Data records:
────────────────
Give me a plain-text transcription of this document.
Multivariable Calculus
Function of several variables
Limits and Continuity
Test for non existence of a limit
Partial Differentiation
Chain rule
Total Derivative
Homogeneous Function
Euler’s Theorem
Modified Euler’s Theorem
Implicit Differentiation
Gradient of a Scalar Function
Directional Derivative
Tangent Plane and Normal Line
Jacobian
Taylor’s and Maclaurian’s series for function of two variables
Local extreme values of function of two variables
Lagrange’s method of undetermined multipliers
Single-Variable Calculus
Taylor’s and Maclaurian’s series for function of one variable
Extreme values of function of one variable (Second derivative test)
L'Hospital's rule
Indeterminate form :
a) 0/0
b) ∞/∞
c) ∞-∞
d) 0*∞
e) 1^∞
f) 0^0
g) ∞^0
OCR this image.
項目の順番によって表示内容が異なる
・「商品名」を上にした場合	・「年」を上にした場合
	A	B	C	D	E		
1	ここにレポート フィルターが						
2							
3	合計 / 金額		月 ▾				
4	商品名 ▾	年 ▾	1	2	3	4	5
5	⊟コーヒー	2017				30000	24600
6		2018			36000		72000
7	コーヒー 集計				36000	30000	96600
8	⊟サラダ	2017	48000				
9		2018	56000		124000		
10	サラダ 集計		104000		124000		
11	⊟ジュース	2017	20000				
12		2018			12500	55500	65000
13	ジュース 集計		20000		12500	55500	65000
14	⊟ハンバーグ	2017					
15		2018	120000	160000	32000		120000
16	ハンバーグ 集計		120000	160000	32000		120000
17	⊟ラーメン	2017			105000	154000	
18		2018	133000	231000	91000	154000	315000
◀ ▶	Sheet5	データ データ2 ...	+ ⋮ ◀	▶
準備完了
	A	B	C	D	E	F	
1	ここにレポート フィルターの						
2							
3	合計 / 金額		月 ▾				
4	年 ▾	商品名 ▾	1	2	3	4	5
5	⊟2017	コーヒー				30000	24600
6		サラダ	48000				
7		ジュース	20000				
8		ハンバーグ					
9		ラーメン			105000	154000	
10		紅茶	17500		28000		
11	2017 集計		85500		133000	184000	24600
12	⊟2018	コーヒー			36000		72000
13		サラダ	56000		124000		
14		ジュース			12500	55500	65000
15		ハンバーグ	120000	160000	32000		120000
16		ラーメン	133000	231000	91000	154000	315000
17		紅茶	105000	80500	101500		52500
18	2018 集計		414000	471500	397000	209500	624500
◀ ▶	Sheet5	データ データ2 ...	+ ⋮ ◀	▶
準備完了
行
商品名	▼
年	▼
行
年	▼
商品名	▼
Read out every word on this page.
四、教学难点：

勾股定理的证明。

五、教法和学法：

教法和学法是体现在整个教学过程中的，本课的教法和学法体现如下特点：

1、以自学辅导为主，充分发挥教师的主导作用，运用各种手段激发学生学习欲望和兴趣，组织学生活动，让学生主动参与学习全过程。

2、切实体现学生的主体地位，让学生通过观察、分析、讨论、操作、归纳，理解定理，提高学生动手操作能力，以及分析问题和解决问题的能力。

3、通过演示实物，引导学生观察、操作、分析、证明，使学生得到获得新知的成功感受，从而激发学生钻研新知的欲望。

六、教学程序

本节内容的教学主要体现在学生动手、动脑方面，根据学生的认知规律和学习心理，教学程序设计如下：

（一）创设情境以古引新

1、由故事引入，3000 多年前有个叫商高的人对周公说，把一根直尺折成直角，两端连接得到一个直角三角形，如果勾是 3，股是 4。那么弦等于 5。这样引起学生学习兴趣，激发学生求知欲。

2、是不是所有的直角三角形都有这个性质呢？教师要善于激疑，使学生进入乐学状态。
────────────────
Your goal: Collect the lines of the data that carry the word "Theorem".

Response:
Euler’s Theorem
Modified Euler’s Theorem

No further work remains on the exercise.